_Records from a data source:_
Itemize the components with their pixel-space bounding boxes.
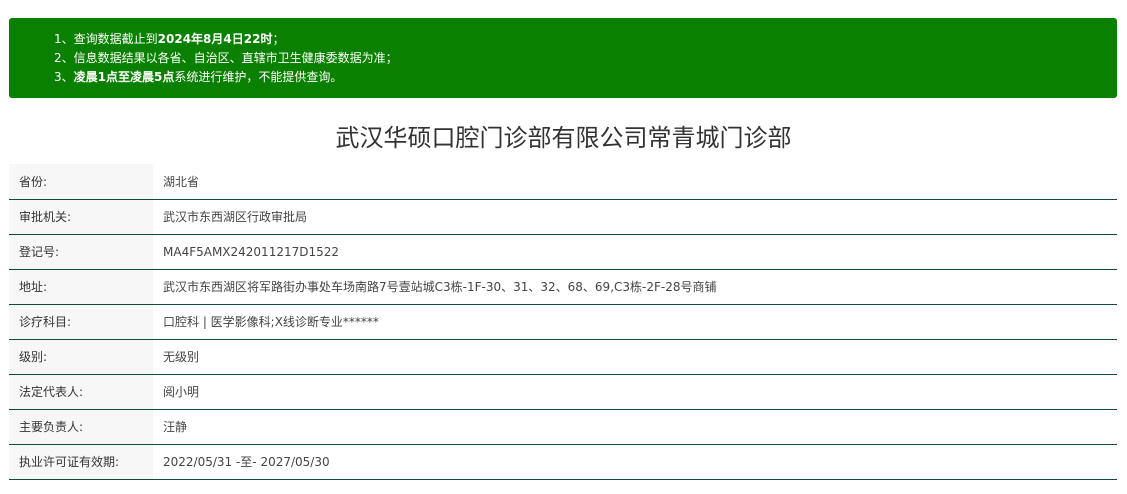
row-label-province: 省份: <box>9 164 153 200</box>
notice-item-2-prefix: 2、信息数据结果以各省、自治区、直辖市卫生健康委数据为准； <box>54 51 398 65</box>
notice-item-1: 1、查询数据截止到2024年8月4日22时； <box>54 30 1117 49</box>
notice-banner: 1、查询数据截止到2024年8月4日22时； 2、信息数据结果以各省、自治区、直… <box>9 18 1117 98</box>
row-value-principal: 汪静 <box>153 409 1117 445</box>
notice-item-3: 3、凌晨1点至凌晨5点系统进行维护，不能提供查询。 <box>54 68 1117 87</box>
table-row: 地址: 武汉市东西湖区将军路街办事处车场南路7号壹站城C3栋-1F-30、31、… <box>9 269 1117 305</box>
notice-list: 1、查询数据截止到2024年8月4日22时； 2、信息数据结果以各省、自治区、直… <box>54 30 1117 87</box>
info-table: 省份: 湖北省 审批机关: 武汉市东西湖区行政审批局 登记号: MA4F5AMX… <box>9 164 1117 480</box>
row-value-address: 武汉市东西湖区将军路街办事处车场南路7号壹站城C3栋-1F-30、31、32、6… <box>153 269 1117 305</box>
notice-item-3-prefix: 3、 <box>54 70 74 84</box>
notice-item-1-bold: 2024年8月4日22时 <box>157 32 273 46</box>
table-row: 主要负责人: 汪静 <box>9 409 1117 445</box>
notice-item-3-suffix: 系统进行维护，不能提供查询。 <box>174 70 343 84</box>
row-label-license-validity: 执业许可证有效期: <box>9 444 153 480</box>
row-value-registration-number: MA4F5AMX242011217D1522 <box>153 234 1117 270</box>
table-row: 诊疗科目: 口腔科 | 医学影像科;X线诊断专业****** <box>9 304 1117 340</box>
row-label-legal-representative: 法定代表人: <box>9 374 153 410</box>
row-label-departments: 诊疗科目: <box>9 304 153 340</box>
row-value-license-validity: 2022/05/31 -至- 2027/05/30 <box>153 444 1117 480</box>
table-row: 级别: 无级别 <box>9 339 1117 375</box>
notice-item-3-bold: 凌晨1点至凌晨5点 <box>73 70 175 84</box>
row-value-approval-authority: 武汉市东西湖区行政审批局 <box>153 199 1117 235</box>
table-row: 登记号: MA4F5AMX242011217D1522 <box>9 234 1117 270</box>
row-label-principal: 主要负责人: <box>9 409 153 445</box>
row-label-level: 级别: <box>9 339 153 375</box>
table-row: 审批机关: 武汉市东西湖区行政审批局 <box>9 199 1117 235</box>
notice-item-1-suffix: ； <box>272 32 285 46</box>
notice-item-1-prefix: 1、查询数据截止到 <box>54 32 158 46</box>
page-title: 武汉华硕口腔门诊部有限公司常青城门诊部 <box>335 124 792 152</box>
row-label-registration-number: 登记号: <box>9 234 153 270</box>
table-row: 执业许可证有效期: 2022/05/31 -至- 2027/05/30 <box>9 444 1117 480</box>
table-row: 法定代表人: 阅小明 <box>9 374 1117 410</box>
row-value-departments: 口腔科 | 医学影像科;X线诊断专业****** <box>153 304 1117 340</box>
table-row: 省份: 湖北省 <box>9 164 1117 200</box>
row-value-legal-representative: 阅小明 <box>153 374 1117 410</box>
row-label-approval-authority: 审批机关: <box>9 199 153 235</box>
row-value-level: 无级别 <box>153 339 1117 375</box>
notice-item-2: 2、信息数据结果以各省、自治区、直辖市卫生健康委数据为准； <box>54 49 1117 68</box>
row-value-province: 湖北省 <box>153 164 1117 200</box>
row-label-address: 地址: <box>9 269 153 305</box>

_DIRECTION:_ Rewrite all of the records above, replacing every "table-row" with "data-row" and keeping everything else the same. Leave the pictures out of your answer.

_EXPECTED ANSWER:_
Itemize the components with their pixel-space bounding boxes.
row-label-province: 省份: <box>9 164 153 200</box>
notice-item-2-prefix: 2、信息数据结果以各省、自治区、直辖市卫生健康委数据为准； <box>54 51 398 65</box>
notice-item-1: 1、查询数据截止到2024年8月4日22时； <box>54 30 1117 49</box>
notice-banner: 1、查询数据截止到2024年8月4日22时； 2、信息数据结果以各省、自治区、直… <box>9 18 1117 98</box>
row-value-principal: 汪静 <box>153 409 1117 445</box>
notice-item-3: 3、凌晨1点至凌晨5点系统进行维护，不能提供查询。 <box>54 68 1117 87</box>
data-row: 地址: 武汉市东西湖区将军路街办事处车场南路7号壹站城C3栋-1F-30、31、… <box>9 269 1117 305</box>
notice-list: 1、查询数据截止到2024年8月4日22时； 2、信息数据结果以各省、自治区、直… <box>54 30 1117 87</box>
info-table: 省份: 湖北省 审批机关: 武汉市东西湖区行政审批局 登记号: MA4F5AMX… <box>9 164 1117 480</box>
row-value-address: 武汉市东西湖区将军路街办事处车场南路7号壹站城C3栋-1F-30、31、32、6… <box>153 269 1117 305</box>
notice-item-3-prefix: 3、 <box>54 70 74 84</box>
notice-item-1-bold: 2024年8月4日22时 <box>157 32 273 46</box>
data-row: 主要负责人: 汪静 <box>9 409 1117 445</box>
notice-item-3-suffix: 系统进行维护，不能提供查询。 <box>174 70 343 84</box>
row-label-license-validity: 执业许可证有效期: <box>9 444 153 480</box>
row-value-registration-number: MA4F5AMX242011217D1522 <box>153 234 1117 270</box>
data-row: 诊疗科目: 口腔科 | 医学影像科;X线诊断专业****** <box>9 304 1117 340</box>
row-label-legal-representative: 法定代表人: <box>9 374 153 410</box>
row-label-departments: 诊疗科目: <box>9 304 153 340</box>
row-value-license-validity: 2022/05/31 -至- 2027/05/30 <box>153 444 1117 480</box>
data-row: 级别: 无级别 <box>9 339 1117 375</box>
notice-item-3-bold: 凌晨1点至凌晨5点 <box>73 70 175 84</box>
row-value-approval-authority: 武汉市东西湖区行政审批局 <box>153 199 1117 235</box>
data-row: 登记号: MA4F5AMX242011217D1522 <box>9 234 1117 270</box>
row-label-principal: 主要负责人: <box>9 409 153 445</box>
row-label-level: 级别: <box>9 339 153 375</box>
data-row: 审批机关: 武汉市东西湖区行政审批局 <box>9 199 1117 235</box>
notice-item-1-suffix: ； <box>272 32 285 46</box>
notice-item-1-prefix: 1、查询数据截止到 <box>54 32 158 46</box>
page-title: 武汉华硕口腔门诊部有限公司常青城门诊部 <box>335 124 792 152</box>
row-label-registration-number: 登记号: <box>9 234 153 270</box>
data-row: 执业许可证有效期: 2022/05/31 -至- 2027/05/30 <box>9 444 1117 480</box>
data-row: 法定代表人: 阅小明 <box>9 374 1117 410</box>
row-value-departments: 口腔科 | 医学影像科;X线诊断专业****** <box>153 304 1117 340</box>
data-row: 省份: 湖北省 <box>9 164 1117 200</box>
row-value-legal-representative: 阅小明 <box>153 374 1117 410</box>
row-label-approval-authority: 审批机关: <box>9 199 153 235</box>
row-value-level: 无级别 <box>153 339 1117 375</box>
notice-item-2: 2、信息数据结果以各省、自治区、直辖市卫生健康委数据为准； <box>54 49 1117 68</box>
row-value-province: 湖北省 <box>153 164 1117 200</box>
row-label-address: 地址: <box>9 269 153 305</box>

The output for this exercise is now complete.